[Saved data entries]
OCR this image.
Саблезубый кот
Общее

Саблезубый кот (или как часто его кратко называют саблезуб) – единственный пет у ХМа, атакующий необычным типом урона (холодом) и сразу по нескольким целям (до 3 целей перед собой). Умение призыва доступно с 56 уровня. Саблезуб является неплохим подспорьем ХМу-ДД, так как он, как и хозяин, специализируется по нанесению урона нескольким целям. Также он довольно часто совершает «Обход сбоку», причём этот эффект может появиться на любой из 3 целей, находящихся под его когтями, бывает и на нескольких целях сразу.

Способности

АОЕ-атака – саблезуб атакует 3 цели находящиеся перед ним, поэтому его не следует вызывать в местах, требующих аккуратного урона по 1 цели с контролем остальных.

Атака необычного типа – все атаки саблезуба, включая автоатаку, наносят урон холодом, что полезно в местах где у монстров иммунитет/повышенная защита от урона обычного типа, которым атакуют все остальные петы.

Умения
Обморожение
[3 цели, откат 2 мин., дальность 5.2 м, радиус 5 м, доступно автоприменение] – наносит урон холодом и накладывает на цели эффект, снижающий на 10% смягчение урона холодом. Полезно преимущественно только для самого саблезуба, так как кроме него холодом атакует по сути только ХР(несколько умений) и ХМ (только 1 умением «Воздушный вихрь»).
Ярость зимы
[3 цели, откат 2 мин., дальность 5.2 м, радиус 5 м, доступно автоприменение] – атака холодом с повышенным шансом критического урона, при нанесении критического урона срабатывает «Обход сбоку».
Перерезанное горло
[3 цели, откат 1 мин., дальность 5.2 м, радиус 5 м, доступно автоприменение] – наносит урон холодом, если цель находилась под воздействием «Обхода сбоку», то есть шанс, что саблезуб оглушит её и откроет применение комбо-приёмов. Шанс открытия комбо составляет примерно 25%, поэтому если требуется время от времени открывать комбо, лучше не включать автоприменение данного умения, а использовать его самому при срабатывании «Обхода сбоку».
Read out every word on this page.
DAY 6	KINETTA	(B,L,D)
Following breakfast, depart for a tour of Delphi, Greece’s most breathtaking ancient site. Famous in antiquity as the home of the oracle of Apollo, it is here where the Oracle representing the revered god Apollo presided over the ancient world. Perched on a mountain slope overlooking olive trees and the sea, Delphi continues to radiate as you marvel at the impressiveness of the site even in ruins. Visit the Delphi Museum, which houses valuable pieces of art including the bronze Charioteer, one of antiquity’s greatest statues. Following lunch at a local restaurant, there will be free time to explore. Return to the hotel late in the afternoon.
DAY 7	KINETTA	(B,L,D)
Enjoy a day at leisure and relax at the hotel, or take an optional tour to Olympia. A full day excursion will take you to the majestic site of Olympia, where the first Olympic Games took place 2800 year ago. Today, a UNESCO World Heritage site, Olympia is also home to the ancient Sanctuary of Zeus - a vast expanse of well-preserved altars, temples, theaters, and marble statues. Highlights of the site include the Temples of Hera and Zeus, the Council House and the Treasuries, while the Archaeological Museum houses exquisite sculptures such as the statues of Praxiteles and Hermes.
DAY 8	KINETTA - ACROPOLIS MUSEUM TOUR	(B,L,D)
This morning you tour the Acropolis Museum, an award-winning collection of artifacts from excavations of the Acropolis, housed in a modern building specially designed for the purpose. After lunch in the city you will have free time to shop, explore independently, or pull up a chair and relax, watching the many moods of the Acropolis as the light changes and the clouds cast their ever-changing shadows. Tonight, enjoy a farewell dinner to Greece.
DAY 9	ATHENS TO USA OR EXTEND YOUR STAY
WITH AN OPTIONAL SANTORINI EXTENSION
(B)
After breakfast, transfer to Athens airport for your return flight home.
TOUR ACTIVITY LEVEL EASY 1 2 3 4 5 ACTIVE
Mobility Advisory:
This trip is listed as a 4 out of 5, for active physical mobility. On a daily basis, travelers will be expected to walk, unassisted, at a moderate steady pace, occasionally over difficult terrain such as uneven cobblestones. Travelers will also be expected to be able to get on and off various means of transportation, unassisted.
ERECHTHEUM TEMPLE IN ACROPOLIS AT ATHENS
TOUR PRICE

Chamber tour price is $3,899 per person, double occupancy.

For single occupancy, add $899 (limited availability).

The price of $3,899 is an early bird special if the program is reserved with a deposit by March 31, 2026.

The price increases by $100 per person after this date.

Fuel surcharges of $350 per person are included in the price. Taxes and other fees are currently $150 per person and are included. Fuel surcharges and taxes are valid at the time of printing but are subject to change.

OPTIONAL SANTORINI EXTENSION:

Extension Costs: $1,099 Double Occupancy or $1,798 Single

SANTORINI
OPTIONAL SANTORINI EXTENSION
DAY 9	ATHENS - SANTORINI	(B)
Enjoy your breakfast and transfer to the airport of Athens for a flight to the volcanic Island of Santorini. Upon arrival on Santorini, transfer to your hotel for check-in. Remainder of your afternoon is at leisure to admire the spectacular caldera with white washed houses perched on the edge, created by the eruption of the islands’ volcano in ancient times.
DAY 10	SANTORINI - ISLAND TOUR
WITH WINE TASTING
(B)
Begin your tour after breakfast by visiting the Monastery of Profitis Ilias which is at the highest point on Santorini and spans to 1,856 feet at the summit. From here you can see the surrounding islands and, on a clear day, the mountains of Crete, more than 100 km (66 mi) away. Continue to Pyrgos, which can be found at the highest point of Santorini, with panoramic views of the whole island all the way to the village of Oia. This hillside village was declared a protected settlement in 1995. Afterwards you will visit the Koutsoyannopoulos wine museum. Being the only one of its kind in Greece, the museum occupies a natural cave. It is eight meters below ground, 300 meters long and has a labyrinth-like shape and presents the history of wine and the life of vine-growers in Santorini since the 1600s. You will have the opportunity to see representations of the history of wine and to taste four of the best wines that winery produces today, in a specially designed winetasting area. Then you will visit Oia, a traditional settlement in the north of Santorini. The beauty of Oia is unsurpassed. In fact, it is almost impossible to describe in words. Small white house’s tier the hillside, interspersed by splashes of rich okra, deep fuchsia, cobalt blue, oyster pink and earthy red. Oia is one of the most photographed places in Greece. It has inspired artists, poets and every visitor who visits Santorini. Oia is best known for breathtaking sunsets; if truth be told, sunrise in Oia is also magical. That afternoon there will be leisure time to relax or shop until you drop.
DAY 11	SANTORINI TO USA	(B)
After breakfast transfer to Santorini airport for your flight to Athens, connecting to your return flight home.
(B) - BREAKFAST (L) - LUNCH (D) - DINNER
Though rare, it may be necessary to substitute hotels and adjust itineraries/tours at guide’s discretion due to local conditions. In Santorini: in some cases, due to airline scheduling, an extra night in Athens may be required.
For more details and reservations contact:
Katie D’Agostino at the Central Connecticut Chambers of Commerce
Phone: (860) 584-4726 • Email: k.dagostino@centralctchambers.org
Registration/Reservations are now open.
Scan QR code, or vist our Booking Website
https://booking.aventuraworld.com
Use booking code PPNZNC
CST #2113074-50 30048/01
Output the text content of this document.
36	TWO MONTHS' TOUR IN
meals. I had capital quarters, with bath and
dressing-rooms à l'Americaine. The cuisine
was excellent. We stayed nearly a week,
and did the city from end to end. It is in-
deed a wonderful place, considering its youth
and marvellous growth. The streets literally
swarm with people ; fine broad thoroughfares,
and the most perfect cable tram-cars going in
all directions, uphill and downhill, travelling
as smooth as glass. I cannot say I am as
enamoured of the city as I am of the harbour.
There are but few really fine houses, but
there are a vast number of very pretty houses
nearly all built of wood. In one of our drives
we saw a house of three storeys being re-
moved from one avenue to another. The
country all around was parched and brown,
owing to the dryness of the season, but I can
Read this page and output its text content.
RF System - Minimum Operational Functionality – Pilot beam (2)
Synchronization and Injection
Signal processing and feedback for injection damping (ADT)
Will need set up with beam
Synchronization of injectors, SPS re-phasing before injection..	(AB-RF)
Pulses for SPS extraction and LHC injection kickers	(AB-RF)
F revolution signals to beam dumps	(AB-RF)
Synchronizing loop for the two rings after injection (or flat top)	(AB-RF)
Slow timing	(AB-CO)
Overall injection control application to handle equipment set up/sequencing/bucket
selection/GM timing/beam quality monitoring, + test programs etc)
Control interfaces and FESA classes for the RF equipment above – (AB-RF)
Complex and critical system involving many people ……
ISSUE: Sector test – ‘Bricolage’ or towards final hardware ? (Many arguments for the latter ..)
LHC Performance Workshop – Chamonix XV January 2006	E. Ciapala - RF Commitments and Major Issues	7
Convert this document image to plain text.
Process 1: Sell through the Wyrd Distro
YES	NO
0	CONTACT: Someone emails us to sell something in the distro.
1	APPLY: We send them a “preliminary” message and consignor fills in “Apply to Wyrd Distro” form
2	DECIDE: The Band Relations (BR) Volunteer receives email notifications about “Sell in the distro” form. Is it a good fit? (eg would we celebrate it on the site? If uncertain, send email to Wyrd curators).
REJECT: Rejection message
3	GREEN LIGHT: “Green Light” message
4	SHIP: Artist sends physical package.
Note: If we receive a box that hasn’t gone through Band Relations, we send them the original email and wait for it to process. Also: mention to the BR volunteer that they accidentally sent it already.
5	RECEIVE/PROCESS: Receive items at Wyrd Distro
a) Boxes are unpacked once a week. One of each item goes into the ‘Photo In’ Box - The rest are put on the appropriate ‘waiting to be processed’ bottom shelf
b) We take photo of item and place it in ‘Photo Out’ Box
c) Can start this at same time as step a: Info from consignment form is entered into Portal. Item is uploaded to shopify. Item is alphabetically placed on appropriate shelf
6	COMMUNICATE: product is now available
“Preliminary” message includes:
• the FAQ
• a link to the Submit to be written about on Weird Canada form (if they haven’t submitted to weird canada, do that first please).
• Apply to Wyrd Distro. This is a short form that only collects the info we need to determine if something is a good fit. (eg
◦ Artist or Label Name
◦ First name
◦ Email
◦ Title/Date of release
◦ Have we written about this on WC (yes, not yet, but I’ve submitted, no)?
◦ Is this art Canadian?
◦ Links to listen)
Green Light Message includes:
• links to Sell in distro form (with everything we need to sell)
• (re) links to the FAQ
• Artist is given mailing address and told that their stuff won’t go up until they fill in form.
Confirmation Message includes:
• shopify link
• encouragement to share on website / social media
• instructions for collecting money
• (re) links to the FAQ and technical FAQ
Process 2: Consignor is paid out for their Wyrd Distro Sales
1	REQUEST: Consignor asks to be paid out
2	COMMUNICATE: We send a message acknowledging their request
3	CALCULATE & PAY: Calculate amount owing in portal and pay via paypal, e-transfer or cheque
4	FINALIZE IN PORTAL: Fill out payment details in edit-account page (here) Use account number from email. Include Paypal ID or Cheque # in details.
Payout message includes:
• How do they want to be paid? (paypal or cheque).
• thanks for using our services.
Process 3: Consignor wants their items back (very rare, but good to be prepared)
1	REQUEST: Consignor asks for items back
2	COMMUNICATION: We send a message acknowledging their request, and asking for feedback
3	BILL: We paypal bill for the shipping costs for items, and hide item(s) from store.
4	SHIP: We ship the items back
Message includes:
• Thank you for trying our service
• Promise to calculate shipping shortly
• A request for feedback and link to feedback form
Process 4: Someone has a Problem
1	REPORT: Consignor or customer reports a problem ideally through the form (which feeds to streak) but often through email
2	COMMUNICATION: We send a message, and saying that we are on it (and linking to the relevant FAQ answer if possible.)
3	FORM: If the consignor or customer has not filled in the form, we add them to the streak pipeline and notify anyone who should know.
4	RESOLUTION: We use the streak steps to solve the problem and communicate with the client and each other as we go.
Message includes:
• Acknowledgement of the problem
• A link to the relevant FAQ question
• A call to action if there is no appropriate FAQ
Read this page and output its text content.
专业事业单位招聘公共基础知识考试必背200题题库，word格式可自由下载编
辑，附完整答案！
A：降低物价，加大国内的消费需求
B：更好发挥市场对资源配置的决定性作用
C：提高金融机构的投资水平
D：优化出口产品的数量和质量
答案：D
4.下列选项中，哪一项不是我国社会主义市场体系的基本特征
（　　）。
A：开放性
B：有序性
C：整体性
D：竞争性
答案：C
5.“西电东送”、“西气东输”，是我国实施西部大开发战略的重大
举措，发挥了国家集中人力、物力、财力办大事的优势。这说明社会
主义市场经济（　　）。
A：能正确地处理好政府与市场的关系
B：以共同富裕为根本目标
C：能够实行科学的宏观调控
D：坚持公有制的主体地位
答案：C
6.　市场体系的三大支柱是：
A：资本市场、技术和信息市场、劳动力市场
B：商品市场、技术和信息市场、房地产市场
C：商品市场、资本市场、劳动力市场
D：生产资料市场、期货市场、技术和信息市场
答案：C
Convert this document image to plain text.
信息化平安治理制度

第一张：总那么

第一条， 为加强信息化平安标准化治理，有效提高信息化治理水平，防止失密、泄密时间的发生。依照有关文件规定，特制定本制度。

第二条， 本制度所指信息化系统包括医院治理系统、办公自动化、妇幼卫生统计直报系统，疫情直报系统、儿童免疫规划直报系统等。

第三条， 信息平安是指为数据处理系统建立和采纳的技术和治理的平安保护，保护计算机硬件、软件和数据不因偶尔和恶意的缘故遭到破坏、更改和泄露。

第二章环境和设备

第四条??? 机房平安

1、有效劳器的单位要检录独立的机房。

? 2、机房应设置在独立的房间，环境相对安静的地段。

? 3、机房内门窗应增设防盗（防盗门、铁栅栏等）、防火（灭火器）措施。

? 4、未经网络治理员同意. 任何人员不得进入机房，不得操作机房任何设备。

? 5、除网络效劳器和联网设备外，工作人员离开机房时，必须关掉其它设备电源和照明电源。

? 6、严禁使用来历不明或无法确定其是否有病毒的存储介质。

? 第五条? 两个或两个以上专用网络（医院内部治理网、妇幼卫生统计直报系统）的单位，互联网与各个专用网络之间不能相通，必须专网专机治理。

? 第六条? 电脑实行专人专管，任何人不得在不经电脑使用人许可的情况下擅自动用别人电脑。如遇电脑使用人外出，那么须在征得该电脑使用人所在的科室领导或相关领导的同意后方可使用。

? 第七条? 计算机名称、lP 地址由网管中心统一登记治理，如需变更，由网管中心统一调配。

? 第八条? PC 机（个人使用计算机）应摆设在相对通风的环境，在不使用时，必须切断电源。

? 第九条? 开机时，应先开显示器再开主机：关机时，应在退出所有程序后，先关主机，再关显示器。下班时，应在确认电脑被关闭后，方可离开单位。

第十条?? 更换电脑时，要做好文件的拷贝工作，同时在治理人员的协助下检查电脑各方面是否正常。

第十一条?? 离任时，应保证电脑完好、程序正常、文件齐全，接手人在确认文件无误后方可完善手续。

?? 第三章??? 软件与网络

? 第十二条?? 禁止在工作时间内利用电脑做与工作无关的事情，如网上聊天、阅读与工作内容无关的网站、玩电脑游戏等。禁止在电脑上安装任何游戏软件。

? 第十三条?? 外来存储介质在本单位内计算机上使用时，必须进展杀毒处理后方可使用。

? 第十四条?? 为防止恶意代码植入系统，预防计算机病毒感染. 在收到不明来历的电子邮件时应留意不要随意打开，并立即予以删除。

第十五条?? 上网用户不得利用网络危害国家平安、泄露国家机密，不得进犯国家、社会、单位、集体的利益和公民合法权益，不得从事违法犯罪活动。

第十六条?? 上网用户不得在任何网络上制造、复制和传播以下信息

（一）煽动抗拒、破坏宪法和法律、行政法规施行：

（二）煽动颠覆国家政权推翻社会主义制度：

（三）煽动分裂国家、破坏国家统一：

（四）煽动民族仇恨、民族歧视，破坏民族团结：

What is expected
In the listing, find all lines with the string "feedback" and copy them.

Solved exercise
Signal processing and feedback for injection damping (ADT)
2	COMMUNICATION: We send a message acknowledging their request, and asking for feedback
• A request for feedback and link to feedback form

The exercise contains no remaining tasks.